WHAT TO DO:
Count the lines of the material below that contain the string "shield", with case counting, and reply with the number only.

Rows from a dataset:
──────────────────────────────

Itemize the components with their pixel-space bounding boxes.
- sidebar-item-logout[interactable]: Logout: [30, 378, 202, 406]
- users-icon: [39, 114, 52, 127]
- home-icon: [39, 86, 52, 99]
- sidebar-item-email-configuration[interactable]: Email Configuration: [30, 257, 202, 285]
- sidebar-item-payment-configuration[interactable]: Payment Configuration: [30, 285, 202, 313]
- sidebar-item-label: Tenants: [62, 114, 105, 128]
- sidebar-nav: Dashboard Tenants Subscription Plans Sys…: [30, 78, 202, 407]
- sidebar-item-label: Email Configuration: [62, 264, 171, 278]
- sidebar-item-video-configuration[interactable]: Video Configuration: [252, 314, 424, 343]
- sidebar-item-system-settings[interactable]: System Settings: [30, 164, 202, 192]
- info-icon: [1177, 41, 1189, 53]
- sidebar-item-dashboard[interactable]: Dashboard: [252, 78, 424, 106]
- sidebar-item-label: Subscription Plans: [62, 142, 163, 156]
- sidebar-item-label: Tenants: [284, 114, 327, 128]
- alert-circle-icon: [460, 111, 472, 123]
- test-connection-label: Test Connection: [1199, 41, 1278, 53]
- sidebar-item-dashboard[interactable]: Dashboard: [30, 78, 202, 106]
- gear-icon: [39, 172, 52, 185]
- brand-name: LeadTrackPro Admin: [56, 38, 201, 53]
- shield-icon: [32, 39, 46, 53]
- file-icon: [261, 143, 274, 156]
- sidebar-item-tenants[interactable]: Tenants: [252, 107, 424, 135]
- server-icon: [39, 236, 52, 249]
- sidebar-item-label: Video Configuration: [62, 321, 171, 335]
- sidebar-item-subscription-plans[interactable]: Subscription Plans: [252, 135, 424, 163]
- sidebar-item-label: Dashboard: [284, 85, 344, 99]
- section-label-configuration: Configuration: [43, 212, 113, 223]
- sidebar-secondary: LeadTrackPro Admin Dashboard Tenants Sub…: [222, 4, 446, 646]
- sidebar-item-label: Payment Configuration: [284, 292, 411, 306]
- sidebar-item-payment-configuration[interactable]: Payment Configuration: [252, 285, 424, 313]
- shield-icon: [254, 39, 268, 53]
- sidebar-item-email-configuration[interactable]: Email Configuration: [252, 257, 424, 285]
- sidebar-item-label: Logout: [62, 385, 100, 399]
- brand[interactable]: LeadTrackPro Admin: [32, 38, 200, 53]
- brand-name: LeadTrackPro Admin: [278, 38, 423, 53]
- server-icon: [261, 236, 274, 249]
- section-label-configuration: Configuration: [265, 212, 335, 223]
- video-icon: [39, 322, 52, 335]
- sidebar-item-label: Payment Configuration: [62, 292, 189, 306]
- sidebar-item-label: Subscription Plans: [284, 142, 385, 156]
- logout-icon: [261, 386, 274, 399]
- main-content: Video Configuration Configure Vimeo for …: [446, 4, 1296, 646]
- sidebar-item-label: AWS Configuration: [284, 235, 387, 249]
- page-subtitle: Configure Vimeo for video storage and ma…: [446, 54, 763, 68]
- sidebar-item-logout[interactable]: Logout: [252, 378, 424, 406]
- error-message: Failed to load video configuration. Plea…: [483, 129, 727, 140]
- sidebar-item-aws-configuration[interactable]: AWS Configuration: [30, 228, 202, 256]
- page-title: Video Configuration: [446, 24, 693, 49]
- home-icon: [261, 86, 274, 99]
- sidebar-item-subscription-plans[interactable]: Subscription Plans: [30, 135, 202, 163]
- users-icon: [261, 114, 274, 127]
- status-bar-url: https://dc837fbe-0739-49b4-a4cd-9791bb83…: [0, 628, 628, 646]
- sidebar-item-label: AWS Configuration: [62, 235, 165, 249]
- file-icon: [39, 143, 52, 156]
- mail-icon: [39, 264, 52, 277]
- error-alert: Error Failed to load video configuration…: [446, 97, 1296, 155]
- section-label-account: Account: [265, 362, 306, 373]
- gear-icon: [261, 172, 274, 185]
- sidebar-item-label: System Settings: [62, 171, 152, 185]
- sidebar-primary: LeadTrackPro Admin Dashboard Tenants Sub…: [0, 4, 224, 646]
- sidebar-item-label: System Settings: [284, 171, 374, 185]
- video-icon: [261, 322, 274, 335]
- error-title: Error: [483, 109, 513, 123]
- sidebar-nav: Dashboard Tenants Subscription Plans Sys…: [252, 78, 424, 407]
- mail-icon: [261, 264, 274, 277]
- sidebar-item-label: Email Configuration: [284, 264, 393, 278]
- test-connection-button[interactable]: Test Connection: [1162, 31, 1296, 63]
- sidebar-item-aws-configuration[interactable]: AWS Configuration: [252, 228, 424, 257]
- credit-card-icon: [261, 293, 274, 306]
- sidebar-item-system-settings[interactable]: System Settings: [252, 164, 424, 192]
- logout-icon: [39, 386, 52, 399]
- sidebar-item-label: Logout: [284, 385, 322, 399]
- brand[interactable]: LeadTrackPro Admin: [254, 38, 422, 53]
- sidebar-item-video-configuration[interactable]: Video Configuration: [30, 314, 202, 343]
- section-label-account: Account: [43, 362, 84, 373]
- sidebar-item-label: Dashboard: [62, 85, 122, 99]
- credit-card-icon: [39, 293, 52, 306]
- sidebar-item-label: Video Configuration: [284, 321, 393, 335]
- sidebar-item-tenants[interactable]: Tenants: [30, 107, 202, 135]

──────────────────────────────

WRITTEN SOLUTION:
2